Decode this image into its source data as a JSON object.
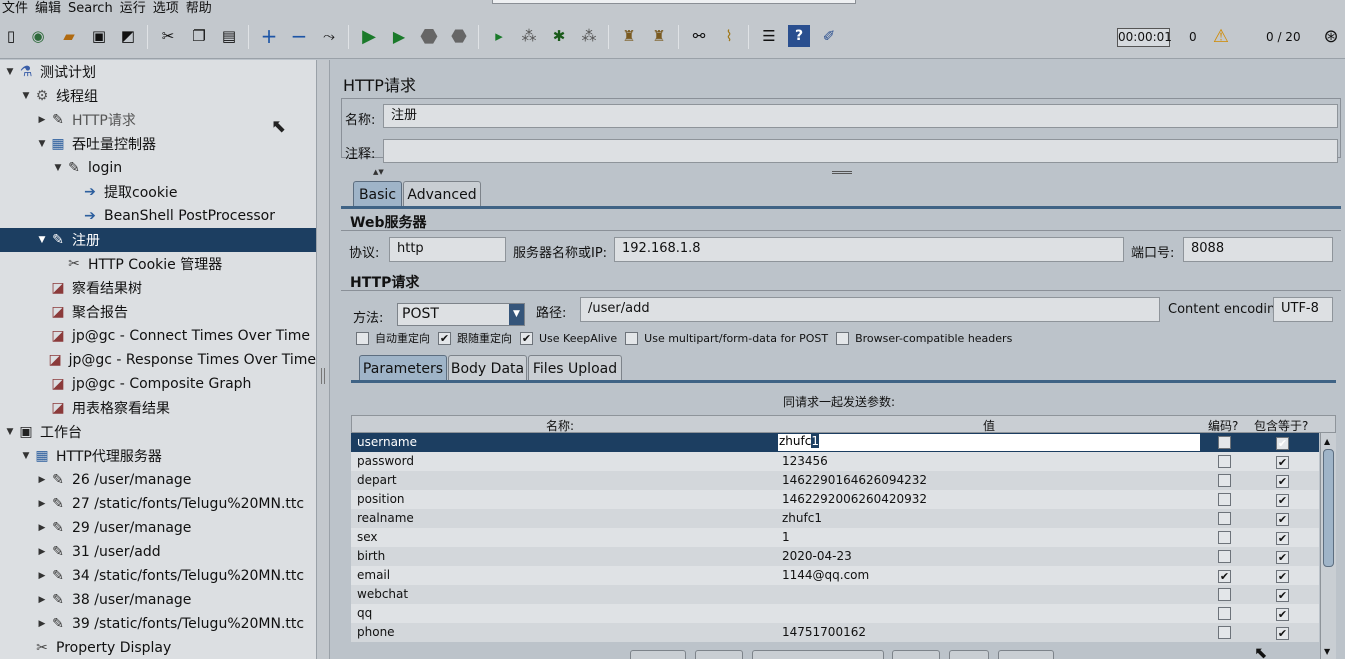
{
  "menu": [
    "文件",
    "编辑",
    "Search",
    "运行",
    "选项",
    "帮助"
  ],
  "toolbar": {
    "timer": "00:00:01",
    "warning_count": "0",
    "threads": "0 / 20"
  },
  "tree": [
    {
      "label": "测试计划",
      "icon": "test-plan-icon",
      "glyph": "⚗",
      "indent": 0,
      "twisty": "▼"
    },
    {
      "label": "线程组",
      "icon": "thread-group-icon",
      "glyph": "⚙",
      "indent": 1,
      "twisty": "▼"
    },
    {
      "label": "HTTP请求",
      "icon": "pipette-icon",
      "glyph": "✎",
      "indent": 2,
      "twisty": "▶",
      "dim": true
    },
    {
      "label": "吞吐量控制器",
      "icon": "controller-icon",
      "glyph": "▦",
      "indent": 2,
      "twisty": "▼"
    },
    {
      "label": "login",
      "icon": "pipette-icon",
      "glyph": "✎",
      "indent": 3,
      "twisty": "▼"
    },
    {
      "label": "提取cookie",
      "icon": "postprocessor-icon",
      "glyph": "➔",
      "indent": 4,
      "twisty": ""
    },
    {
      "label": "BeanShell PostProcessor",
      "icon": "postprocessor-icon",
      "glyph": "➔",
      "indent": 4,
      "twisty": ""
    },
    {
      "label": "注册",
      "icon": "pipette-icon",
      "glyph": "✎",
      "indent": 2,
      "twisty": "▼",
      "selected": true
    },
    {
      "label": "HTTP Cookie 管理器",
      "icon": "tools-icon",
      "glyph": "✂",
      "indent": 3,
      "twisty": ""
    },
    {
      "label": "察看结果树",
      "icon": "graph-icon",
      "glyph": "◪",
      "indent": 2,
      "twisty": ""
    },
    {
      "label": "聚合报告",
      "icon": "graph-icon",
      "glyph": "◪",
      "indent": 2,
      "twisty": ""
    },
    {
      "label": "jp@gc - Connect Times Over Time",
      "icon": "graph-icon",
      "glyph": "◪",
      "indent": 2,
      "twisty": ""
    },
    {
      "label": "jp@gc - Response Times Over Time",
      "icon": "graph-icon",
      "glyph": "◪",
      "indent": 2,
      "twisty": ""
    },
    {
      "label": "jp@gc - Composite Graph",
      "icon": "graph-icon",
      "glyph": "◪",
      "indent": 2,
      "twisty": ""
    },
    {
      "label": "用表格察看结果",
      "icon": "graph-icon",
      "glyph": "◪",
      "indent": 2,
      "twisty": ""
    },
    {
      "label": "工作台",
      "icon": "workbench-icon",
      "glyph": "▣",
      "indent": 0,
      "twisty": "▼"
    },
    {
      "label": "HTTP代理服务器",
      "icon": "controller-icon",
      "glyph": "▦",
      "indent": 1,
      "twisty": "▼"
    },
    {
      "label": "26 /user/manage",
      "icon": "pipette-icon",
      "glyph": "✎",
      "indent": 2,
      "twisty": "▶"
    },
    {
      "label": "27 /static/fonts/Telugu%20MN.ttc",
      "icon": "pipette-icon",
      "glyph": "✎",
      "indent": 2,
      "twisty": "▶"
    },
    {
      "label": "29 /user/manage",
      "icon": "pipette-icon",
      "glyph": "✎",
      "indent": 2,
      "twisty": "▶"
    },
    {
      "label": "31 /user/add",
      "icon": "pipette-icon",
      "glyph": "✎",
      "indent": 2,
      "twisty": "▶"
    },
    {
      "label": "34 /static/fonts/Telugu%20MN.ttc",
      "icon": "pipette-icon",
      "glyph": "✎",
      "indent": 2,
      "twisty": "▶"
    },
    {
      "label": "38 /user/manage",
      "icon": "pipette-icon",
      "glyph": "✎",
      "indent": 2,
      "twisty": "▶"
    },
    {
      "label": "39 /static/fonts/Telugu%20MN.ttc",
      "icon": "pipette-icon",
      "glyph": "✎",
      "indent": 2,
      "twisty": "▶"
    },
    {
      "label": "Property Display",
      "icon": "tools-icon",
      "glyph": "✂",
      "indent": 1,
      "twisty": ""
    }
  ],
  "panel": {
    "title": "HTTP请求",
    "name_label": "名称:",
    "name_value": "注册",
    "comment_label": "注释:",
    "comment_value": "",
    "tabs": [
      "Basic",
      "Advanced"
    ],
    "web_server_title": "Web服务器",
    "protocol_label": "协议:",
    "protocol_value": "http",
    "server_label": "服务器名称或IP:",
    "server_value": "192.168.1.8",
    "port_label": "端口号:",
    "port_value": "8088",
    "http_request_title": "HTTP请求",
    "method_label": "方法:",
    "method_value": "POST",
    "path_label": "路径:",
    "path_value": "/user/add",
    "encoding_label": "Content encoding:",
    "encoding_value": "UTF-8",
    "checkboxes": [
      {
        "label": "自动重定向",
        "checked": false
      },
      {
        "label": "跟随重定向",
        "checked": true
      },
      {
        "label": "Use KeepAlive",
        "checked": true
      },
      {
        "label": "Use multipart/form-data for POST",
        "checked": false
      },
      {
        "label": "Browser-compatible headers",
        "checked": false
      }
    ],
    "subtabs": [
      "Parameters",
      "Body Data",
      "Files Upload"
    ],
    "params_caption": "同请求一起发送参数:",
    "columns": {
      "name": "名称:",
      "value": "值",
      "encode": "编码?",
      "include_equals": "包含等于?"
    },
    "params": [
      {
        "name": "username",
        "value": "zhufc1",
        "encode": false,
        "include": true,
        "selected": true
      },
      {
        "name": "password",
        "value": "123456",
        "encode": false,
        "include": true
      },
      {
        "name": "depart",
        "value": "1462290164626094232",
        "encode": false,
        "include": true
      },
      {
        "name": "position",
        "value": "1462292006260420932",
        "encode": false,
        "include": true
      },
      {
        "name": "realname",
        "value": "zhufc1",
        "encode": false,
        "include": true
      },
      {
        "name": "sex",
        "value": "1",
        "encode": false,
        "include": true
      },
      {
        "name": "birth",
        "value": "2020-04-23",
        "encode": false,
        "include": true
      },
      {
        "name": "email",
        "value": "1144@qq.com",
        "encode": true,
        "include": true
      },
      {
        "name": "webchat",
        "value": "",
        "encode": false,
        "include": true
      },
      {
        "name": "qq",
        "value": "",
        "encode": false,
        "include": true
      },
      {
        "name": "phone",
        "value": "14751700162",
        "encode": false,
        "include": true
      }
    ]
  }
}
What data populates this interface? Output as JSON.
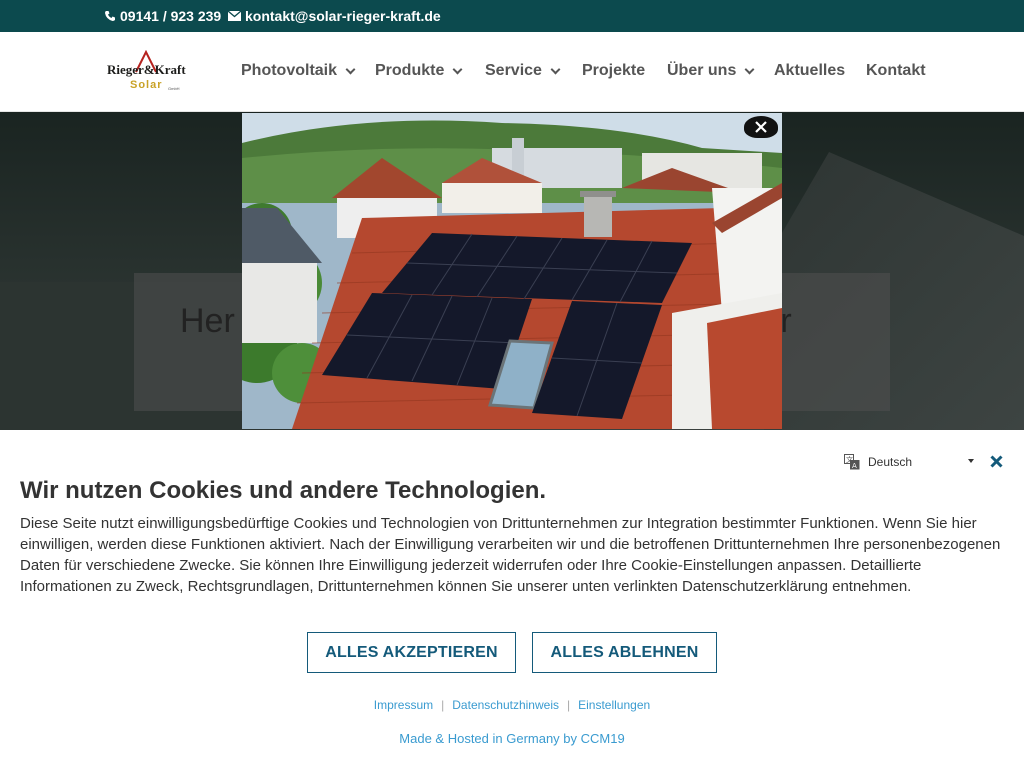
{
  "topbar": {
    "phone": "09141 / 923 239",
    "email": "kontakt@solar-rieger-kraft.de",
    "icons": [
      "phone-icon",
      "envelope-icon"
    ],
    "bg_color": "#0c4a4e"
  },
  "logo": {
    "line1": "Rieger&Kraft",
    "line2": "Solar",
    "line3": "GmbH"
  },
  "nav": {
    "items": [
      {
        "label": "Photovoltaik",
        "dropdown": true
      },
      {
        "label": "Produkte",
        "dropdown": true
      },
      {
        "label": "Service",
        "dropdown": true
      },
      {
        "label": "Projekte",
        "dropdown": false
      },
      {
        "label": "Über uns",
        "dropdown": true
      },
      {
        "label": "Aktuelles",
        "dropdown": false
      },
      {
        "label": "Kontakt",
        "dropdown": false
      }
    ]
  },
  "hero": {
    "title_left": "Her",
    "title_right": "olar"
  },
  "popup": {
    "image": "solar-roof-photo",
    "close_icon": "close-icon"
  },
  "cookie": {
    "language": "Deutsch",
    "language_icon": "translate-icon",
    "close_icon": "close-x-icon",
    "heading": "Wir nutzen Cookies und andere Technologien.",
    "body": "Diese Seite nutzt einwilligungsbedürftige Cookies und Technologien von Drittunternehmen zur Integration bestimmter Funktionen. Wenn Sie hier einwilligen, werden diese Funktionen aktiviert. Nach der Einwilligung verarbeiten wir und die betroffenen Drittunternehmen Ihre personenbezogenen Daten für verschiedene Zwecke. Sie können Ihre Einwilligung jederzeit widerrufen oder Ihre Cookie-Einstellungen anpassen. Detaillierte Informationen zu Zweck, Rechtsgrundlagen, Drittunternehmen können Sie unserer unten verlinkten Datenschutzerklärung entnehmen.",
    "accept_label": "ALLES AKZEPTIEREN",
    "reject_label": "ALLES ABLEHNEN",
    "links": [
      "Impressum",
      "Datenschutzhinweis",
      "Einstellungen"
    ],
    "footer": "Made & Hosted in Germany by CCM19",
    "accent_color": "#145a7a",
    "link_color": "#3a9bd0"
  }
}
* * * * * * *
** What is asked **
Using the records given above, list every line that includes the word "manage".

** Completed exercise **
      "label": "26 /user/manage",
      "label": "29 /user/manage",
      "label": "38 /user/manage",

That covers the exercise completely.